[Figure contents as structured data]
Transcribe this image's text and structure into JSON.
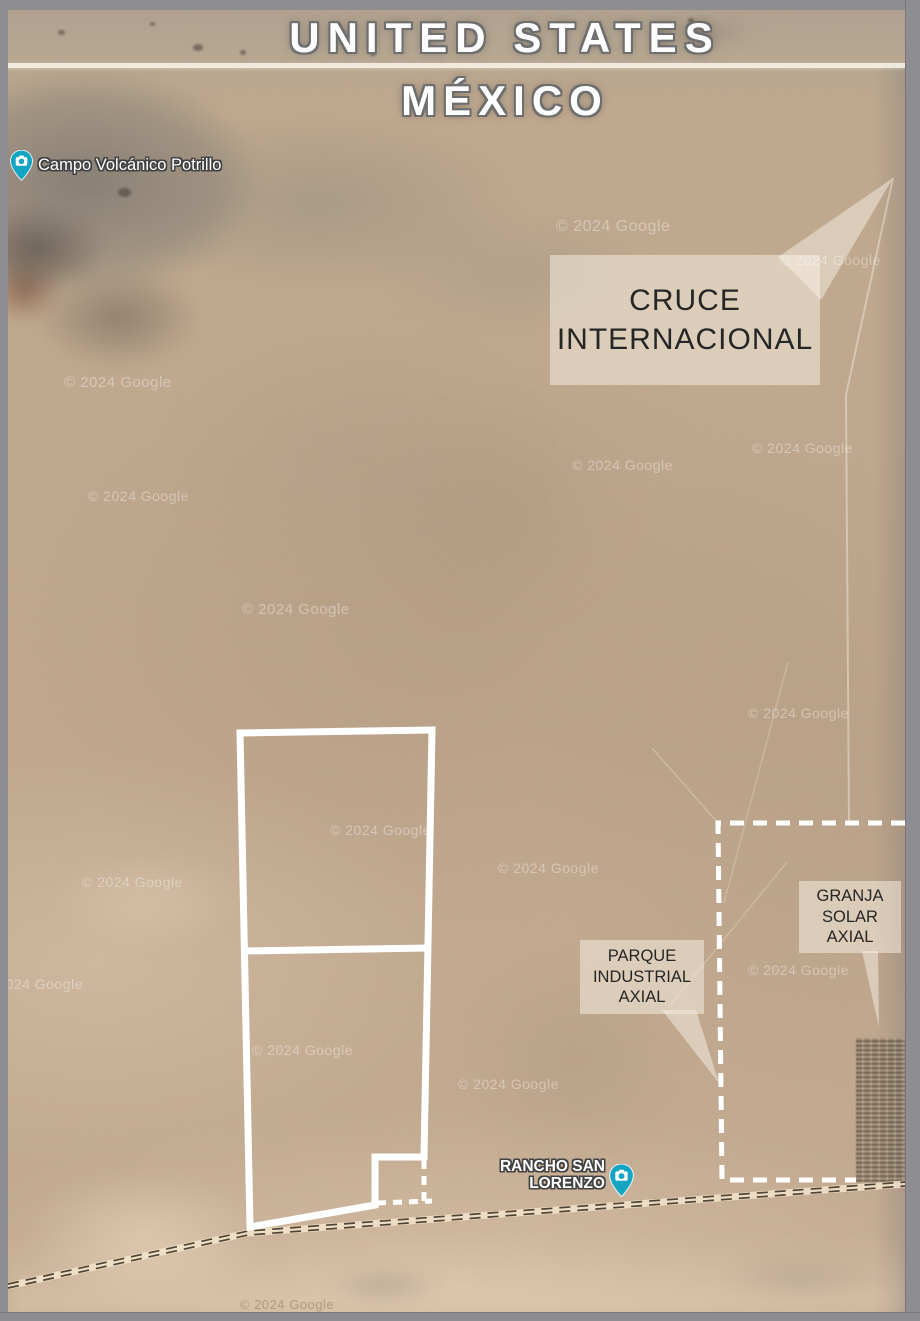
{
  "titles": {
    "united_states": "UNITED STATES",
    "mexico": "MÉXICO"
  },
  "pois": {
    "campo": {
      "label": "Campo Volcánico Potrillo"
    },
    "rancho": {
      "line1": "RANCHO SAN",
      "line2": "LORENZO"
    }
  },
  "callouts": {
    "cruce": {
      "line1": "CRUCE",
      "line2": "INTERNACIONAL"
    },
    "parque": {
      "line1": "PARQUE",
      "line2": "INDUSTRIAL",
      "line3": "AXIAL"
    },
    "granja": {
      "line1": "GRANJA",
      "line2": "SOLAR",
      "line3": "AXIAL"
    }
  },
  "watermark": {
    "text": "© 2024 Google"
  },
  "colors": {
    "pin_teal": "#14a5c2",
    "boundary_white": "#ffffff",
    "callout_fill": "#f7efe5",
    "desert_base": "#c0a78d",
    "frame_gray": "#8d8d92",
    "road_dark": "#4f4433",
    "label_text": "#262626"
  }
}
---
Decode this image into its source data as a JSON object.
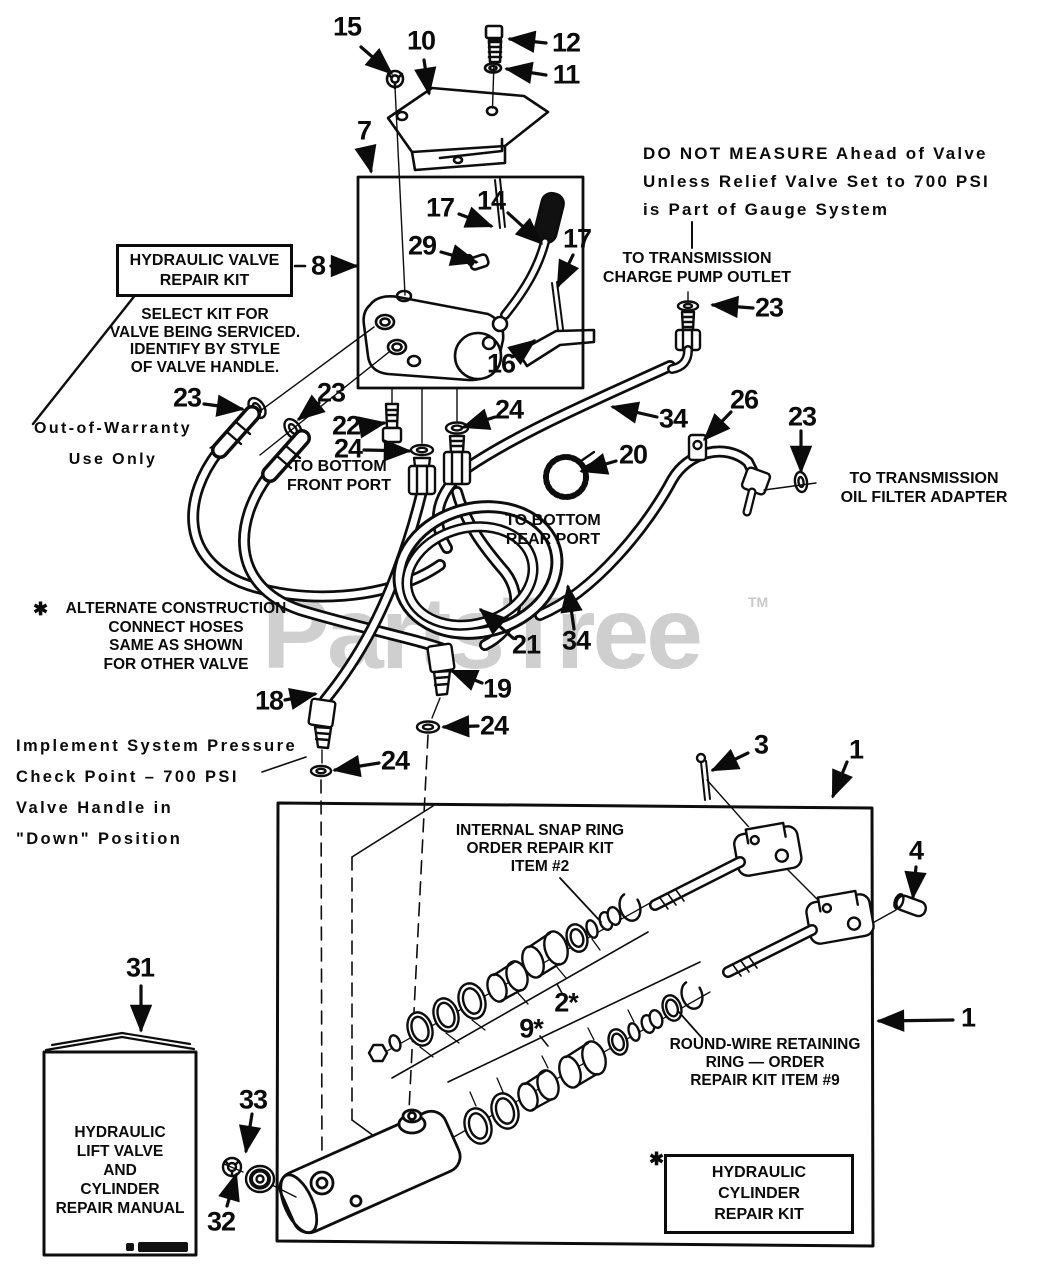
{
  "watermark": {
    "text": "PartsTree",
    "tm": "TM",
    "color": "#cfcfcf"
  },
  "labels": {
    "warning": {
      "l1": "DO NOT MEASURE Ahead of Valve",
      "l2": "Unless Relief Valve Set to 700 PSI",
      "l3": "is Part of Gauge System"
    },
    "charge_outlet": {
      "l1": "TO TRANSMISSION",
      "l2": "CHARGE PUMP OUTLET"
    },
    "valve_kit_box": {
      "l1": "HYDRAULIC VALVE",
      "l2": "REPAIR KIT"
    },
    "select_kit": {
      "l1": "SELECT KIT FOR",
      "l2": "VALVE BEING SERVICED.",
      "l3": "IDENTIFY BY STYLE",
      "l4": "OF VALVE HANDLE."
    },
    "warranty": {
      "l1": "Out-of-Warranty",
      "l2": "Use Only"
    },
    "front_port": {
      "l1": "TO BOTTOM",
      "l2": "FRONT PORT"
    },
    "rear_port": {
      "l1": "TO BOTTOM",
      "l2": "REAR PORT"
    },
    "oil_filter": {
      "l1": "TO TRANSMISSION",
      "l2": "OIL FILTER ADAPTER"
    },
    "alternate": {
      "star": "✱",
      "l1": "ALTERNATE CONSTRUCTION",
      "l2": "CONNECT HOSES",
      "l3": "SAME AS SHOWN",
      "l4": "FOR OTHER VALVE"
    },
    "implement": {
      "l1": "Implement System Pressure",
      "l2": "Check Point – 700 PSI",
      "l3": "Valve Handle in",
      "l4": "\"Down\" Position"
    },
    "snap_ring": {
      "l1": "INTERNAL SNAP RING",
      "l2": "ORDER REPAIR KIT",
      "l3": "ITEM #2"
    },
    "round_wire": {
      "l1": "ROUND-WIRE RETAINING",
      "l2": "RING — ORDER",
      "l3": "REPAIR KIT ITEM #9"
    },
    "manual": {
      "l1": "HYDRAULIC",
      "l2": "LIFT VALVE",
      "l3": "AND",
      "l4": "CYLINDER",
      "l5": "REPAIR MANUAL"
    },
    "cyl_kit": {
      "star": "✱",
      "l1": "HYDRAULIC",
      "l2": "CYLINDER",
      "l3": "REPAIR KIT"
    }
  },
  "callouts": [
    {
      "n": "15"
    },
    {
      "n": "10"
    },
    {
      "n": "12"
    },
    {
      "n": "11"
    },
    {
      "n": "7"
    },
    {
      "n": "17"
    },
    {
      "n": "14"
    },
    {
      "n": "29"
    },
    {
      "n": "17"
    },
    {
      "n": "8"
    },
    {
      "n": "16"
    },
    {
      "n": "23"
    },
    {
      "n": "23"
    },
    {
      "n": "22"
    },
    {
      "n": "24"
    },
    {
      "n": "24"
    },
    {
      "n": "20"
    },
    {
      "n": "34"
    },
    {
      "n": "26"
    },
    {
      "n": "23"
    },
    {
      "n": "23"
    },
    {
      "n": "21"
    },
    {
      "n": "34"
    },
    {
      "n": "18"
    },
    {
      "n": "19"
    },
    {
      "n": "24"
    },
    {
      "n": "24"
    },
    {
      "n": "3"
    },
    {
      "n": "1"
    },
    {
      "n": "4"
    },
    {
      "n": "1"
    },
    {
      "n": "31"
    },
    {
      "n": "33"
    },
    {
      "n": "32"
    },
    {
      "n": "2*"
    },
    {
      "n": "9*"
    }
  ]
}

| Work to complete |
From the listing, copy each line containing the word "this".

| Expected answer |
Transcribe this image's text and structure into JSON.
Decode this image into its source data as a JSON object.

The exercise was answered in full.